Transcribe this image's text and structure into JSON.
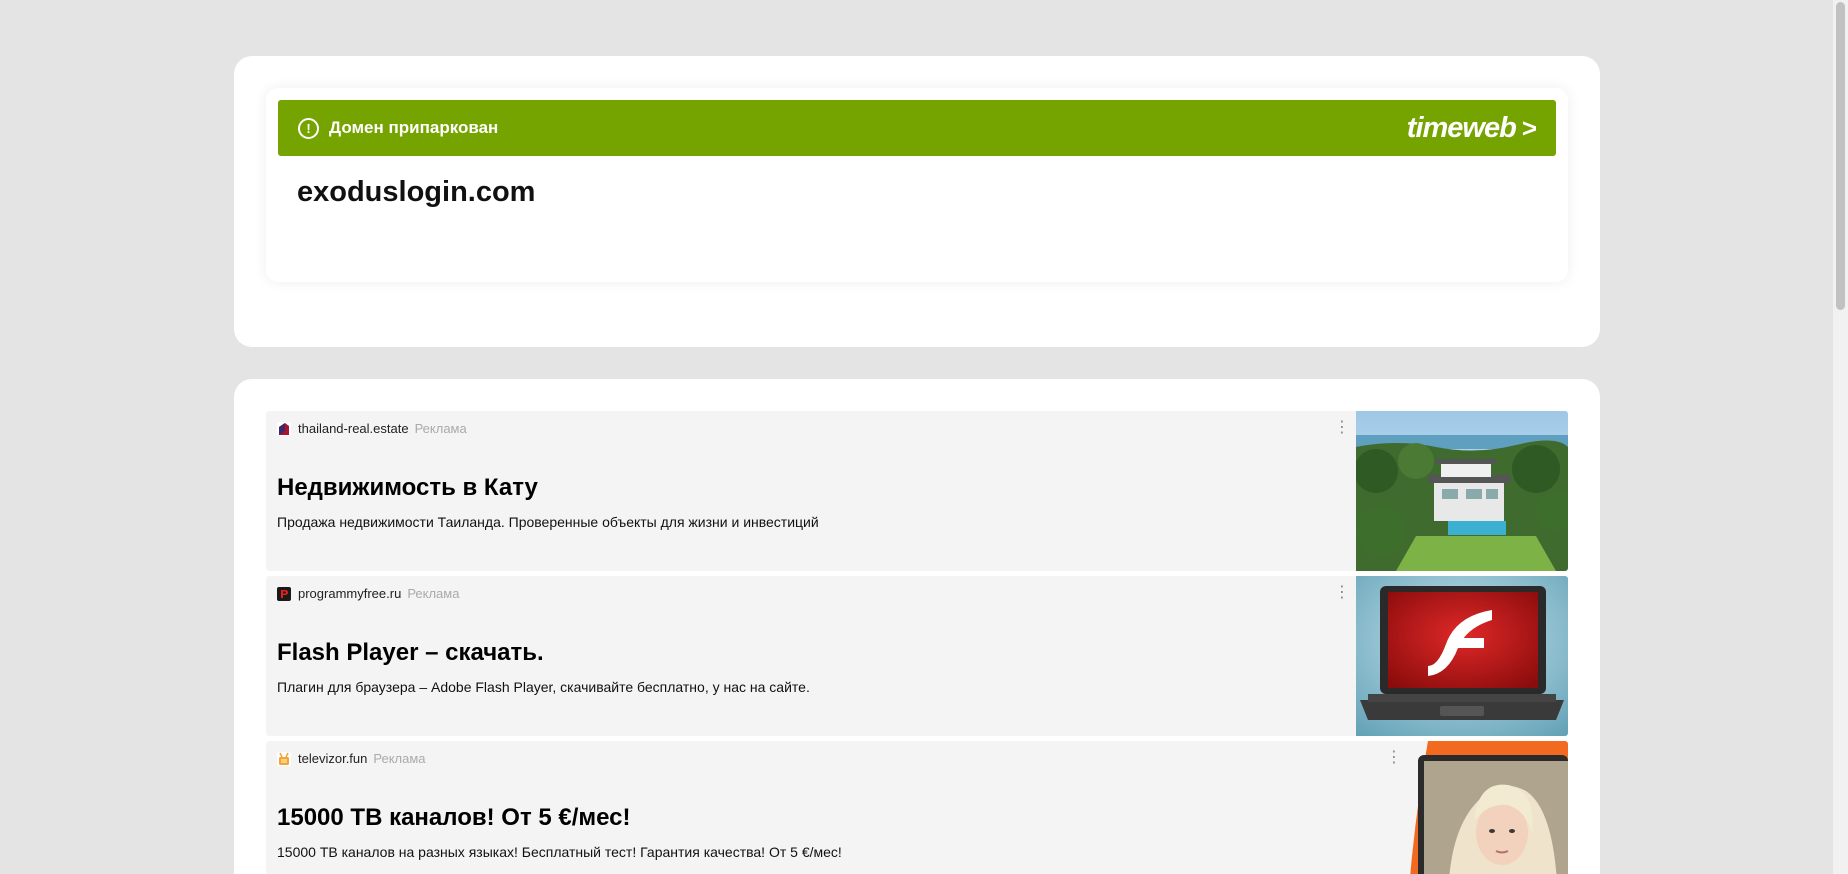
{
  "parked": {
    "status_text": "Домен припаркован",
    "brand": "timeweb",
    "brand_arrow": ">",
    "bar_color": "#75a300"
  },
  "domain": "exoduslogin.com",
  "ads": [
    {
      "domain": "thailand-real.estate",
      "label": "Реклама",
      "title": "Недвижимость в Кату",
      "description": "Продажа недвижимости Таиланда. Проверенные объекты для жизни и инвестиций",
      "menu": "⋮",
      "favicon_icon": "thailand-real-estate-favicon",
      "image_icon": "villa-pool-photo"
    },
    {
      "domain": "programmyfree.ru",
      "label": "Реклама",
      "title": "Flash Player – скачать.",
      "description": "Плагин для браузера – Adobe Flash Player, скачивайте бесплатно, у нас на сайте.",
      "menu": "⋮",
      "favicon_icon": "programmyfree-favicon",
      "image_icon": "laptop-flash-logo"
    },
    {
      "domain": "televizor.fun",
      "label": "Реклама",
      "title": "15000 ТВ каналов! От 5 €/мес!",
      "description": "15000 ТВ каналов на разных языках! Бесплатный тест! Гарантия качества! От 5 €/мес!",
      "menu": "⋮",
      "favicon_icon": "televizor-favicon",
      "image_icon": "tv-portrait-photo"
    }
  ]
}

• WORK TO COMPLETE
Reproduce the entries above without change, omitting all pictures.

• ANSWER TO THE TASK
Transcribe this image's text and structure into JSON.
{
  "parked": {
    "status_text": "Домен припаркован",
    "brand": "timeweb",
    "brand_arrow": ">",
    "bar_color": "#75a300"
  },
  "domain": "exoduslogin.com",
  "ads": [
    {
      "domain": "thailand-real.estate",
      "label": "Реклама",
      "title": "Недвижимость в Кату",
      "description": "Продажа недвижимости Таиланда. Проверенные объекты для жизни и инвестиций",
      "menu": "⋮",
      "favicon_icon": "thailand-real-estate-favicon",
      "image_icon": "villa-pool-photo"
    },
    {
      "domain": "programmyfree.ru",
      "label": "Реклама",
      "title": "Flash Player – скачать.",
      "description": "Плагин для браузера – Adobe Flash Player, скачивайте бесплатно, у нас на сайте.",
      "menu": "⋮",
      "favicon_icon": "programmyfree-favicon",
      "image_icon": "laptop-flash-logo"
    },
    {
      "domain": "televizor.fun",
      "label": "Реклама",
      "title": "15000 ТВ каналов! От 5 €/мес!",
      "description": "15000 ТВ каналов на разных языках! Бесплатный тест! Гарантия качества! От 5 €/мес!",
      "menu": "⋮",
      "favicon_icon": "televizor-favicon",
      "image_icon": "tv-portrait-photo"
    }
  ]
}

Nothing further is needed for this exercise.